* **The task**
Find and copy every line in the records that includes the string "sich".

* **Material for this exercise**

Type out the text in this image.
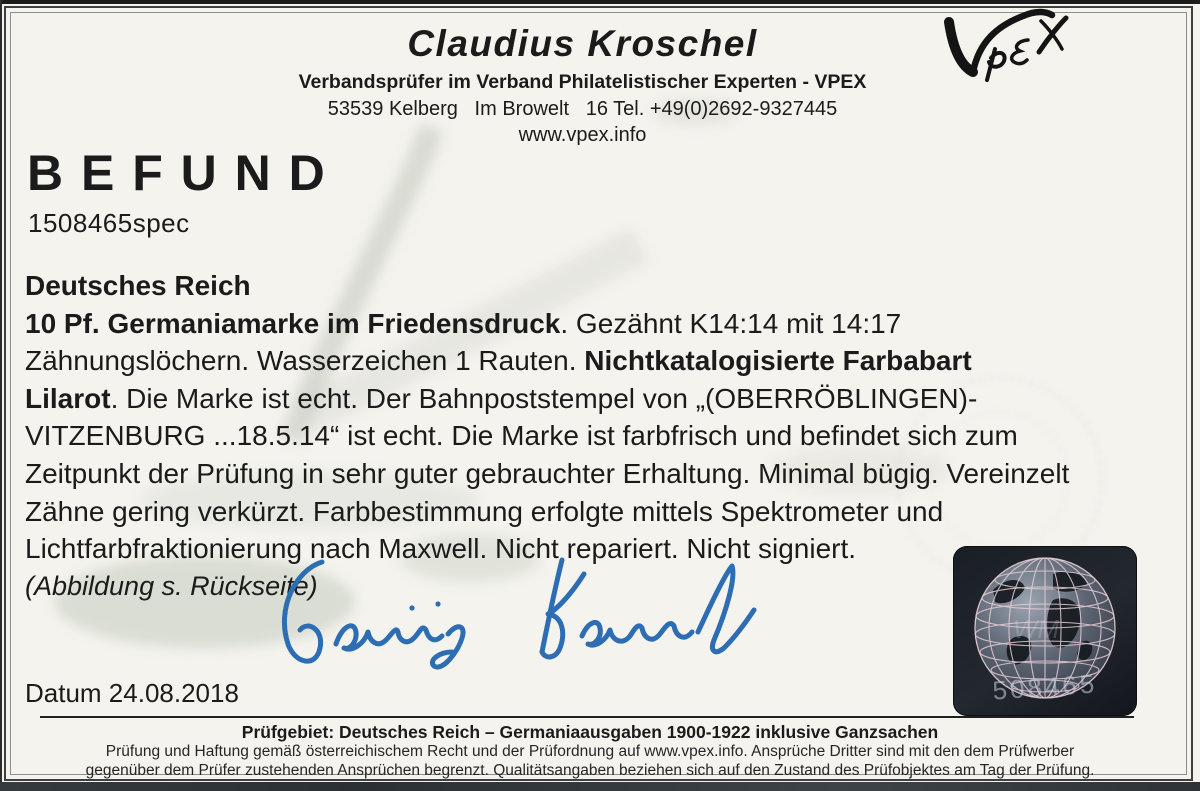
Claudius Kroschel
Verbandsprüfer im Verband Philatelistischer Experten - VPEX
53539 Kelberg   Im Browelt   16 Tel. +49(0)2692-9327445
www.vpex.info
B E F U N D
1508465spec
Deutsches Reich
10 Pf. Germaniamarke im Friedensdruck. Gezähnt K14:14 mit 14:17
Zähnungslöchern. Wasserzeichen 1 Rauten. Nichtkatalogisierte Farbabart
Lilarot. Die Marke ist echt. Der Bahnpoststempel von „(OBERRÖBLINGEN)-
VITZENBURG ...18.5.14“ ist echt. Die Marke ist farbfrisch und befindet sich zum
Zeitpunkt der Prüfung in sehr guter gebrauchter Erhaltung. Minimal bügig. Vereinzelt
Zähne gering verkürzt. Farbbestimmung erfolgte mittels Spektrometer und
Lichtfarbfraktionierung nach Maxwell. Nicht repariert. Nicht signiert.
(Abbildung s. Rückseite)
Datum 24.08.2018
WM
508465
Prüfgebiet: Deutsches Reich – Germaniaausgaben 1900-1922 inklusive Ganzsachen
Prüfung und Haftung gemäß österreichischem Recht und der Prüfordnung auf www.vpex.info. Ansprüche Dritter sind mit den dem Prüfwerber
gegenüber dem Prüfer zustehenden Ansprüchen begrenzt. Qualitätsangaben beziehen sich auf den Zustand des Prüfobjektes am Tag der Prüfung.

* **Exercise response**
VITZENBURG ...18.5.14“ ist echt. Die Marke ist farbfrisch und befindet sich zum
gegenüber dem Prüfer zustehenden Ansprüchen begrenzt. Qualitätsangaben beziehen sich auf den Zustand des Prüfobjektes am Tag der Prüfung.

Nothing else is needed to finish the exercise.